◆ Text excerpt ◆
It occurs to me that teaching biostatistics is something like teaching children good behavior. You start out by teaching kids black-and-white rules, like “don’t lie” and “don’t hit your sister.” And it’s only later that kids learn that good behavior often isn’t black-and-white. Sometimes it’s not only ok to lie (or to hit your sister!), it’s positively a good idea, morally. Heck, there are lots of tricky moral situations that you aren’t even taught about at all until you’re older. And that’s without even getting into competing, mutually-incompatible philosophies as to what good behavior consists of, and what makes it good! So you tell me–what should we be teaching our “kids” about biostatistics if we want to start them down the road towards responsible “adulthood”? (“Don’t
hit your sister fail to correct for multiple comparisons!”)

Annotated region listings
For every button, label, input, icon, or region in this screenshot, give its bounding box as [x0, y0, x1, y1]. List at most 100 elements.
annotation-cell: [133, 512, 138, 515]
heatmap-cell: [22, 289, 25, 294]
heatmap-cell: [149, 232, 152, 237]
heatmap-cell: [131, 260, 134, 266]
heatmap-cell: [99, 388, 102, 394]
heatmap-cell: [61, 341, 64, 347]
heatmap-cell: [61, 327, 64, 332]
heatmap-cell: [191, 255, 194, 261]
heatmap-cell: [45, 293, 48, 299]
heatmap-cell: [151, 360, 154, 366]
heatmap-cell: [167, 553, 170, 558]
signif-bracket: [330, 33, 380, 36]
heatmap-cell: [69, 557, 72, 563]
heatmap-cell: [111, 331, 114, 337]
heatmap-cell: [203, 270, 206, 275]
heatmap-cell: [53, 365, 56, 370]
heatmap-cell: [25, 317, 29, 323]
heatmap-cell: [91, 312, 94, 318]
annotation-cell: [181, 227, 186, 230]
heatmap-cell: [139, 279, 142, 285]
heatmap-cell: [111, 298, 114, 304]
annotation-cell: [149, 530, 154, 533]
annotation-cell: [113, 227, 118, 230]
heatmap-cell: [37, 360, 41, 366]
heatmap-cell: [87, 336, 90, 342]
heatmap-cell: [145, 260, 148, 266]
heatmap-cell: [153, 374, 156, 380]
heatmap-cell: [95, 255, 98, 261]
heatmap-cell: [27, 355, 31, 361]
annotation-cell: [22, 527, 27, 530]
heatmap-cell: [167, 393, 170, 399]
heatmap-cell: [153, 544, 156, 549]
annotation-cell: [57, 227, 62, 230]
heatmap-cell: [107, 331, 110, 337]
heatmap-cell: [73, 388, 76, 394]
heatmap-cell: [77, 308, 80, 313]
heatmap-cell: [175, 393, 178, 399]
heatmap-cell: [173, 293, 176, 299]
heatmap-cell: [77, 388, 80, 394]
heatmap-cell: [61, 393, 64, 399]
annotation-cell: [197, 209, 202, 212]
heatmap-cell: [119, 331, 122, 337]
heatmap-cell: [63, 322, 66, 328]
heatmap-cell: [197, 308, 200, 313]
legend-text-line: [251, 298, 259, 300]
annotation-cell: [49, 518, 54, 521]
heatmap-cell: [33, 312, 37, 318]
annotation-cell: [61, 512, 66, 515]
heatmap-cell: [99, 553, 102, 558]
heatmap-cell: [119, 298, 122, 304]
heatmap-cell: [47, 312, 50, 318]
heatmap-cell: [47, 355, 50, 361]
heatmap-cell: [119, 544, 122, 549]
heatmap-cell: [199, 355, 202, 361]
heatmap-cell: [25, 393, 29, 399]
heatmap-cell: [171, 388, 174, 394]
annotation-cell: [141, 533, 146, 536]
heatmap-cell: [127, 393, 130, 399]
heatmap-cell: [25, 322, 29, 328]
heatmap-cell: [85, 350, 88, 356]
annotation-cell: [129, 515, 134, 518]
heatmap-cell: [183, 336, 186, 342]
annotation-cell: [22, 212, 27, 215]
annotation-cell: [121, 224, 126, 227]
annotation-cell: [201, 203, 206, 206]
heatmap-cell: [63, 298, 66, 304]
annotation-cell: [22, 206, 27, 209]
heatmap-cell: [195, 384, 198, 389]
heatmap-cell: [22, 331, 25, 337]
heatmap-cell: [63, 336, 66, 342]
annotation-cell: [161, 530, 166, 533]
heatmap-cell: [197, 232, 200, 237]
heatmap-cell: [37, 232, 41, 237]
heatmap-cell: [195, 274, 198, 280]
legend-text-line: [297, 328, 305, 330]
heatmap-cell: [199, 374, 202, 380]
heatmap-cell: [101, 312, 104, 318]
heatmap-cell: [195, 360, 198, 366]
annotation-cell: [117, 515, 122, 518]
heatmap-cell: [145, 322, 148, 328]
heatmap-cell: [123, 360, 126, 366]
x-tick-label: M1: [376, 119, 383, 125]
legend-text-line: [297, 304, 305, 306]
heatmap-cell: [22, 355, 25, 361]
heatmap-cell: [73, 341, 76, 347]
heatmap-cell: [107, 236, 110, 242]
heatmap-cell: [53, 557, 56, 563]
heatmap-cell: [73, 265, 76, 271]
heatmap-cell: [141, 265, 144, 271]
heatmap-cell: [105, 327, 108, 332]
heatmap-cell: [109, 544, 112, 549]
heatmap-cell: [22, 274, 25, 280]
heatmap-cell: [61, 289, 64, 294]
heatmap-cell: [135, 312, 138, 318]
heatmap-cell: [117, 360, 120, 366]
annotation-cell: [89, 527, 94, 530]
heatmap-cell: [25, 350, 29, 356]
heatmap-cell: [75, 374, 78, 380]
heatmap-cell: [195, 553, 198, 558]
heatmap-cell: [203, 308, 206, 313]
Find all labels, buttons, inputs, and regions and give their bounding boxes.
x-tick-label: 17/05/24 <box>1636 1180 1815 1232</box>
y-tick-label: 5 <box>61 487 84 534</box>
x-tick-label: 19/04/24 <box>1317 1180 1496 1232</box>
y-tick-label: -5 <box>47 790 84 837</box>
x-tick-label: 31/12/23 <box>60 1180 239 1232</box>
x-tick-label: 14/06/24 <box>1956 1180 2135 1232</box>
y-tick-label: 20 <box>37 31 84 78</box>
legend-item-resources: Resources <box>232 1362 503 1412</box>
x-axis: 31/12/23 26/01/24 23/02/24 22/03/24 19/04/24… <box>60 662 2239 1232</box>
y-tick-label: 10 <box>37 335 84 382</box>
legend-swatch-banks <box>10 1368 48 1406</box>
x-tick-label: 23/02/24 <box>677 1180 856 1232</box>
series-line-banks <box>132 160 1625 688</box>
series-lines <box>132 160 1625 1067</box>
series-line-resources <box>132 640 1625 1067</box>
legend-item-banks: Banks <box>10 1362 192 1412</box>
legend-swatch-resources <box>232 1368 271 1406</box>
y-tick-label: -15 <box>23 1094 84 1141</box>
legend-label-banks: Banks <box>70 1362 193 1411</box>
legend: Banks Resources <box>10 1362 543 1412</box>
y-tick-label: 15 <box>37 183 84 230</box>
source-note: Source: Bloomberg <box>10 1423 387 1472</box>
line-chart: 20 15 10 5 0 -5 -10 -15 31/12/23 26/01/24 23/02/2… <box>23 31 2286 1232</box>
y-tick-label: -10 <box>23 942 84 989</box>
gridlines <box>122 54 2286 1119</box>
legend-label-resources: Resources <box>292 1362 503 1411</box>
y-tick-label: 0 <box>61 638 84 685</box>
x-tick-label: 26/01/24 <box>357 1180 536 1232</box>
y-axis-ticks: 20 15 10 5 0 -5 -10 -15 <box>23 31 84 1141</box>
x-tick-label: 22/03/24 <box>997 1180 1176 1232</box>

◆ Directive A ◆
Reproduce the passage on teaching biostatistics word for word.
◆ Directive B ◆
Update the listing from its first line through the line containing "heatmap-cell: [61, 341, 64, 347]", replacing "screenshot" with "screen capture" and leaving everything else unchanged. Give only those lines.

◆ Correct answer A ◆
It occurs to me that teaching biostatistics is something like teaching children good behavior. You start out by teaching kids black-and-white rules, like “don’t lie” and “don’t hit your sister.” And it’s only later that kids learn that good behavior often isn’t black-and-white. Sometimes it’s not only ok to lie (or to hit your sister!), it’s positively a good idea, morally. Heck, there are lots of tricky moral situations that you aren’t even taught about at all until you’re older. And that’s without even getting into competing, mutually-incompatible philosophies as to what good behavior consists of, and what makes it good! So you tell me–what should we be teaching our “kids” about biostatistics if we want to start them down the road towards responsible “adulthood”? (“Don’t
hit your sister fail to correct for multiple comparisons!”)

◆ Correct answer B ◆
For every button, label, input, icon, or region in this screen capture, give its bounding box as [x0, y0, x1, y1]. List at most 100 elements.
annotation-cell: [133, 512, 138, 515]
heatmap-cell: [22, 289, 25, 294]
heatmap-cell: [149, 232, 152, 237]
heatmap-cell: [131, 260, 134, 266]
heatmap-cell: [99, 388, 102, 394]
heatmap-cell: [61, 341, 64, 347]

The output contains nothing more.